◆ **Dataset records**
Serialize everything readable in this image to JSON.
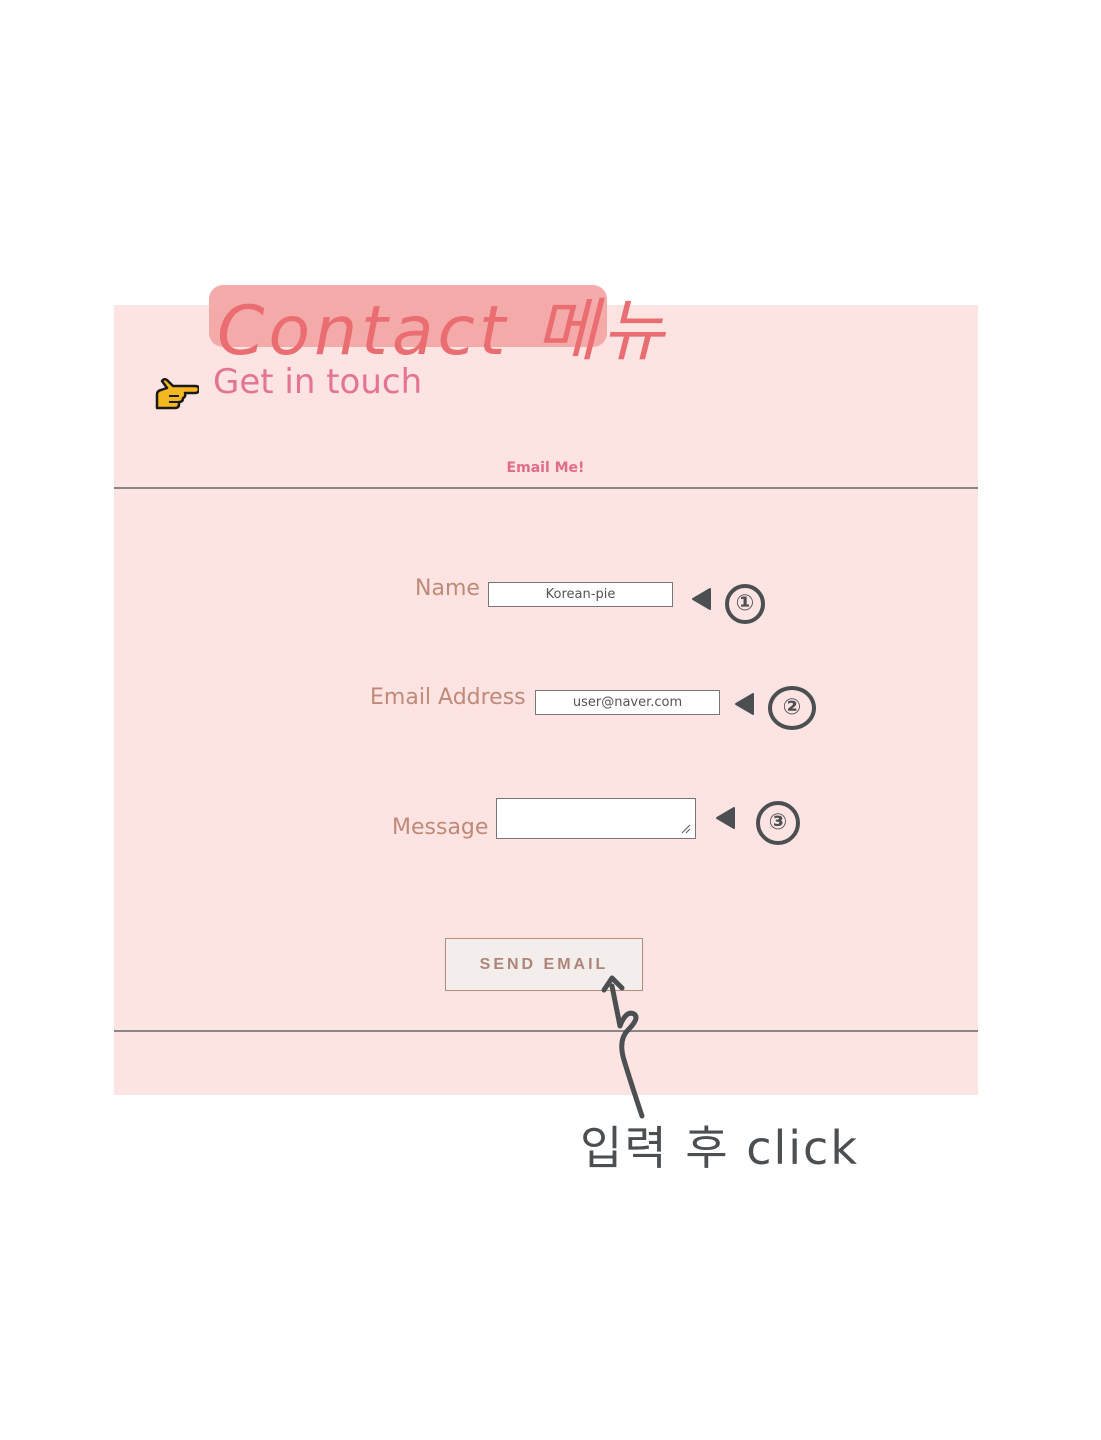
{
  "annotations": {
    "title_note": "Contact 메뉴",
    "field_markers": [
      "①",
      "②",
      "③"
    ],
    "click_note": "입력 후 click"
  },
  "header": {
    "heading": "Get in touch",
    "hand_icon": "pointing-hand-icon",
    "subheading": "Email Me!"
  },
  "form": {
    "name": {
      "label": "Name",
      "value": "Korean-pie"
    },
    "email": {
      "label": "Email Address",
      "value": "user@naver.com"
    },
    "message": {
      "label": "Message",
      "value": ""
    },
    "submit_label": "SEND EMAIL"
  },
  "colors": {
    "panel_bg": "#fde3e2",
    "highlight": "#f5a7a8",
    "heading": "#e37592",
    "label": "#bf8a78",
    "annotation_ink": "#4b4f52"
  }
}
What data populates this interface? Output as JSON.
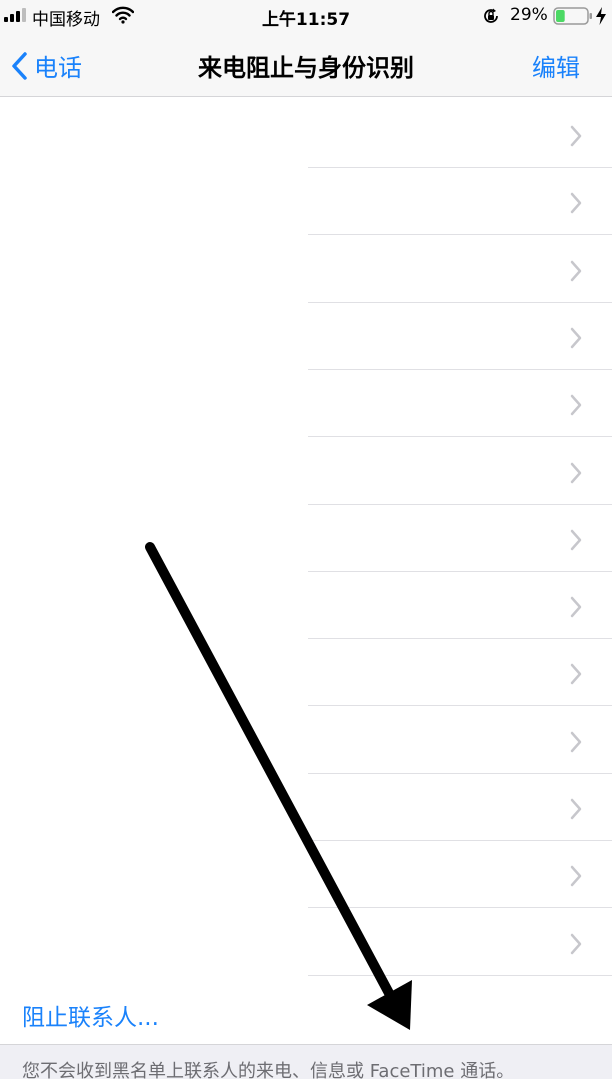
{
  "status_bar": {
    "carrier": "中国移动",
    "time": "上午11:57",
    "battery_percent": "29%",
    "battery_level": 0.29,
    "icons": [
      "signal-icon",
      "wifi-icon",
      "rotation-lock-icon",
      "battery-icon",
      "charging-icon"
    ]
  },
  "nav": {
    "back_label": "电话",
    "title": "来电阻止与身份识别",
    "edit_label": "编辑"
  },
  "blocked_list": {
    "row_count": 13,
    "rows": [
      "",
      "",
      "",
      "",
      "",
      "",
      "",
      "",
      "",
      "",
      "",
      "",
      ""
    ]
  },
  "footer": {
    "block_contact_label": "阻止联系人...",
    "note": "您不会收到黑名单上联系人的来电、信息或 FaceTime 通话。"
  },
  "annotation": {
    "arrow_color": "#000000"
  },
  "colors": {
    "accent": "#1a82fb",
    "background": "#ffffff",
    "footer_background": "#efeff4",
    "battery_fill": "#4cd964"
  }
}
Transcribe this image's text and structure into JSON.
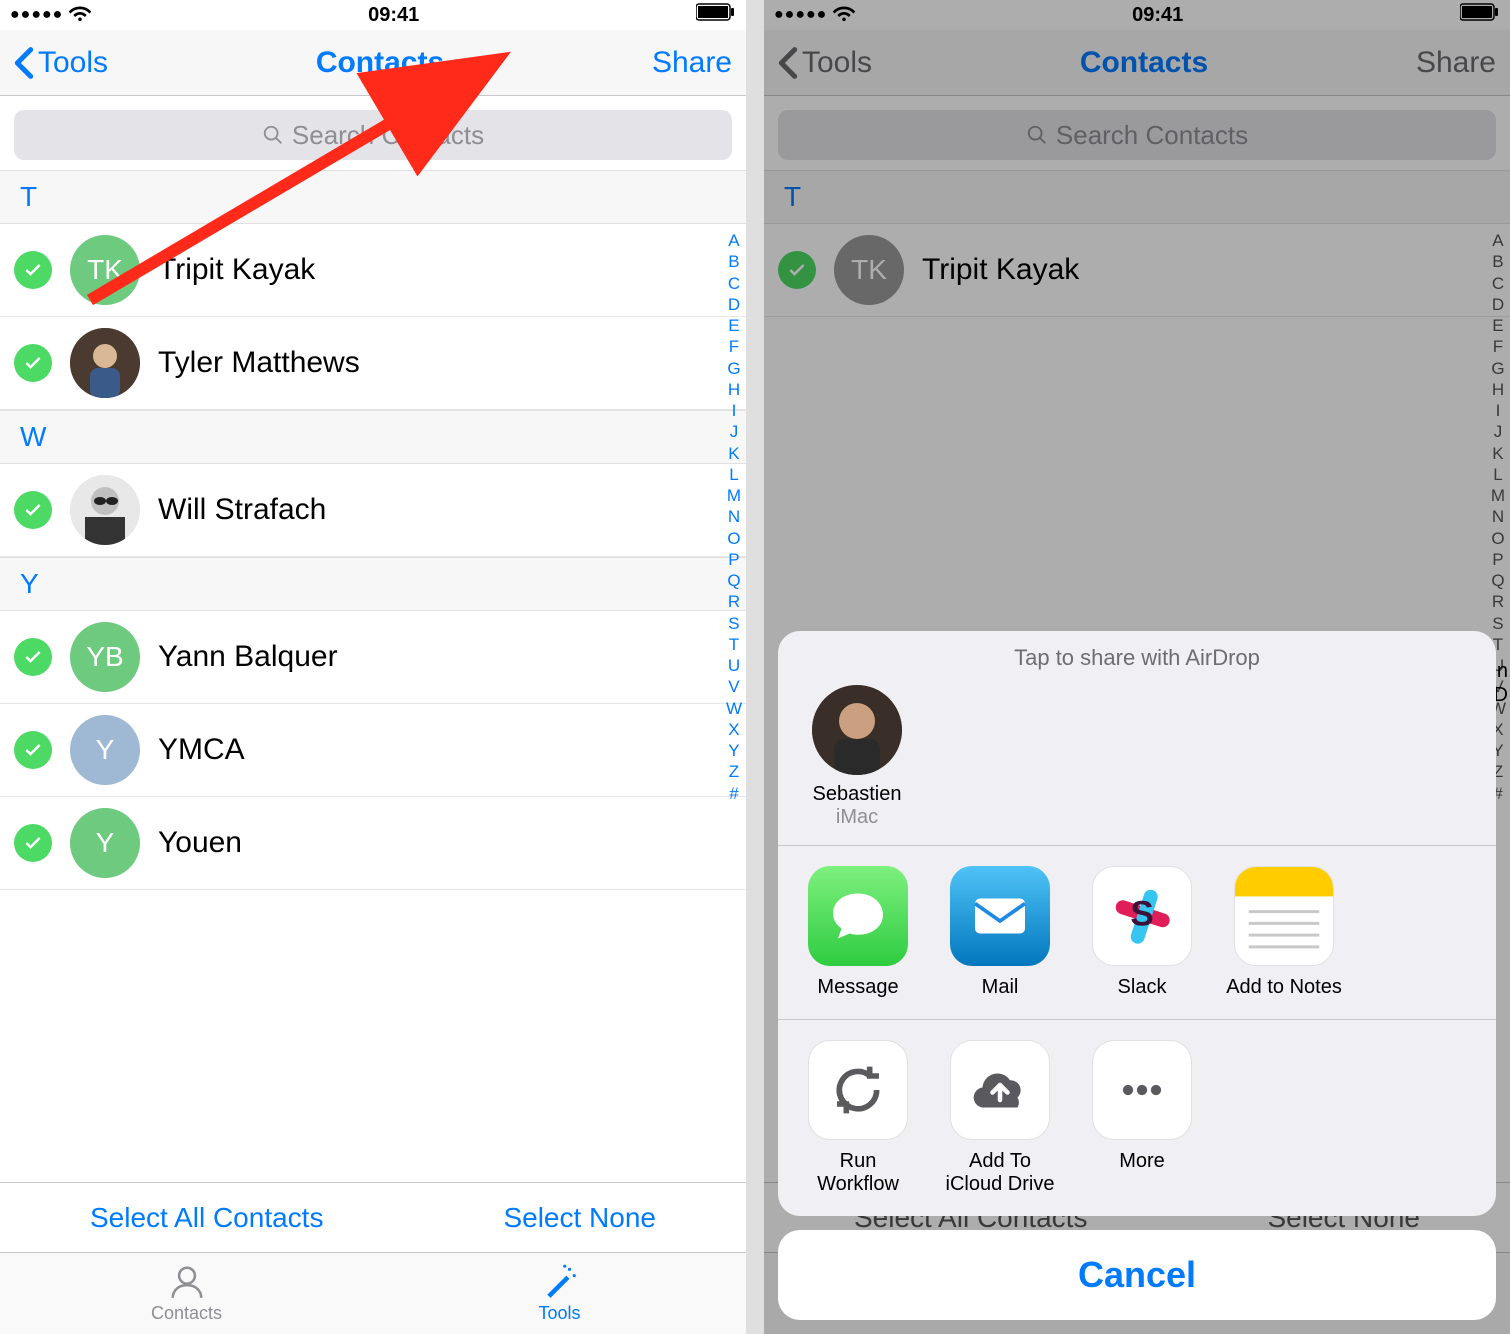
{
  "status": {
    "time": "09:41"
  },
  "nav": {
    "back": "Tools",
    "title": "Contacts",
    "action": "Share"
  },
  "search": {
    "placeholder": "Search Contacts"
  },
  "sections": {
    "t": {
      "header": "T",
      "items": [
        {
          "initials": "TK",
          "name": "Tripit Kayak",
          "avatar": "green"
        },
        {
          "initials": "",
          "name": "Tyler Matthews",
          "avatar": "photo"
        }
      ]
    },
    "w": {
      "header": "W",
      "items": [
        {
          "initials": "",
          "name": "Will Strafach",
          "avatar": "photo"
        }
      ]
    },
    "y": {
      "header": "Y",
      "items": [
        {
          "initials": "YB",
          "name": "Yann Balquer",
          "avatar": "green"
        },
        {
          "initials": "Y",
          "name": "YMCA",
          "avatar": "blue"
        },
        {
          "initials": "Y",
          "name": "Youen",
          "avatar": "green"
        }
      ]
    }
  },
  "index_letters": [
    "A",
    "B",
    "C",
    "D",
    "E",
    "F",
    "G",
    "H",
    "I",
    "J",
    "K",
    "L",
    "M",
    "N",
    "O",
    "P",
    "Q",
    "R",
    "S",
    "T",
    "U",
    "V",
    "W",
    "X",
    "Y",
    "Z",
    "#"
  ],
  "bottom": {
    "select_all": "Select All Contacts",
    "select_none": "Select None"
  },
  "tabs": {
    "contacts": "Contacts",
    "tools": "Tools"
  },
  "sheet": {
    "header": "Tap to share with AirDrop",
    "airdrop": {
      "name": "Sebastien",
      "device": "iMac"
    },
    "apps": [
      {
        "id": "message",
        "label": "Message"
      },
      {
        "id": "mail",
        "label": "Mail"
      },
      {
        "id": "slack",
        "label": "Slack"
      },
      {
        "id": "notes",
        "label": "Add to Notes"
      }
    ],
    "actions": [
      {
        "id": "workflow",
        "label": "Run\nWorkflow"
      },
      {
        "id": "icloud",
        "label": "Add To\niCloud Drive"
      },
      {
        "id": "more",
        "label": "More"
      }
    ],
    "cancel": "Cancel",
    "peek1": "In",
    "peek2": "D"
  }
}
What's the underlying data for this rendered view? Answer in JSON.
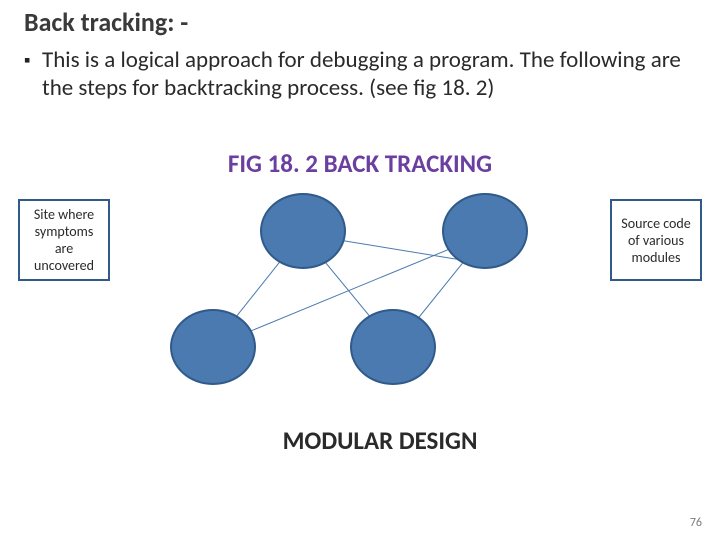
{
  "title": "Back tracking: -",
  "bullet": {
    "marker": "▪",
    "text": "This is a logical approach for debugging a program. The following are the steps for backtracking process. (see fig 18. 2)"
  },
  "figure": {
    "title": "FIG 18. 2 BACK TRACKING",
    "left_box": "Site where symptoms are uncovered",
    "right_box": "Source code of various modules",
    "footer": "MODULAR DESIGN"
  },
  "page_number": "76"
}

◆ **JOB**
Restate the records above in full, word for word. Keep pictures out.

◆ **SOLUTION TO THE PROBLEM**
Serialize everything readable in this image to JSON.
{
  "annotations": {
    "title_note": "Contact 메뉴",
    "field_markers": [
      "①",
      "②",
      "③"
    ],
    "click_note": "입력 후 click"
  },
  "header": {
    "heading": "Get in touch",
    "hand_icon": "pointing-hand-icon",
    "subheading": "Email Me!"
  },
  "form": {
    "name": {
      "label": "Name",
      "value": "Korean-pie"
    },
    "email": {
      "label": "Email Address",
      "value": "user@naver.com"
    },
    "message": {
      "label": "Message",
      "value": ""
    },
    "submit_label": "SEND EMAIL"
  },
  "colors": {
    "panel_bg": "#fde3e2",
    "highlight": "#f5a7a8",
    "heading": "#e37592",
    "label": "#bf8a78",
    "annotation_ink": "#4b4f52"
  }
}
What data populates this interface? Output as JSON.
{
  "status_bar": {
    "carrier": "中国移动",
    "time": "上午11:57",
    "battery_percent": "29%",
    "battery_level": 0.29,
    "icons": [
      "signal-icon",
      "wifi-icon",
      "rotation-lock-icon",
      "battery-icon",
      "charging-icon"
    ]
  },
  "nav": {
    "back_label": "电话",
    "title": "来电阻止与身份识别",
    "edit_label": "编辑"
  },
  "blocked_list": {
    "row_count": 13,
    "rows": [
      "",
      "",
      "",
      "",
      "",
      "",
      "",
      "",
      "",
      "",
      "",
      "",
      ""
    ]
  },
  "footer": {
    "block_contact_label": "阻止联系人...",
    "note": "您不会收到黑名单上联系人的来电、信息或 FaceTime 通话。"
  },
  "annotation": {
    "arrow_color": "#000000"
  },
  "colors": {
    "accent": "#1a82fb",
    "background": "#ffffff",
    "footer_background": "#efeff4",
    "battery_fill": "#4cd964"
  }
}
Transcribe this image's text and structure into JSON.
{
  "status": {
    "time": "09:41"
  },
  "nav": {
    "back": "Tools",
    "title": "Contacts",
    "action": "Share"
  },
  "search": {
    "placeholder": "Search Contacts"
  },
  "sections": {
    "t": {
      "header": "T",
      "items": [
        {
          "initials": "TK",
          "name": "Tripit Kayak",
          "avatar": "green"
        },
        {
          "initials": "",
          "name": "Tyler Matthews",
          "avatar": "photo"
        }
      ]
    },
    "w": {
      "header": "W",
      "items": [
        {
          "initials": "",
          "name": "Will Strafach",
          "avatar": "photo"
        }
      ]
    },
    "y": {
      "header": "Y",
      "items": [
        {
          "initials": "YB",
          "name": "Yann Balquer",
          "avatar": "green"
        },
        {
          "initials": "Y",
          "name": "YMCA",
          "avatar": "blue"
        },
        {
          "initials": "Y",
          "name": "Youen",
          "avatar": "green"
        }
      ]
    }
  },
  "index_letters": [
    "A",
    "B",
    "C",
    "D",
    "E",
    "F",
    "G",
    "H",
    "I",
    "J",
    "K",
    "L",
    "M",
    "N",
    "O",
    "P",
    "Q",
    "R",
    "S",
    "T",
    "U",
    "V",
    "W",
    "X",
    "Y",
    "Z",
    "#"
  ],
  "bottom": {
    "select_all": "Select All Contacts",
    "select_none": "Select None"
  },
  "tabs": {
    "contacts": "Contacts",
    "tools": "Tools"
  },
  "sheet": {
    "header": "Tap to share with AirDrop",
    "airdrop": {
      "name": "Sebastien",
      "device": "iMac"
    },
    "apps": [
      {
        "id": "message",
        "label": "Message"
      },
      {
        "id": "mail",
        "label": "Mail"
      },
      {
        "id": "slack",
        "label": "Slack"
      },
      {
        "id": "notes",
        "label": "Add to Notes"
      }
    ],
    "actions": [
      {
        "id": "workflow",
        "label": "Run\nWorkflow"
      },
      {
        "id": "icloud",
        "label": "Add To\niCloud Drive"
      },
      {
        "id": "more",
        "label": "More"
      }
    ],
    "cancel": "Cancel",
    "peek1": "In",
    "peek2": "D"
  }
}
What's the underlying data for this rendered view? Answer in JSON.
{
  "title": "Back tracking: -",
  "bullet": {
    "marker": "▪",
    "text": "This is a logical approach for debugging a program. The following are the steps for backtracking process. (see fig 18. 2)"
  },
  "figure": {
    "title": "FIG 18. 2 BACK TRACKING",
    "left_box": "Site where symptoms are uncovered",
    "right_box": "Source code of various modules",
    "footer": "MODULAR DESIGN"
  },
  "page_number": "76"
}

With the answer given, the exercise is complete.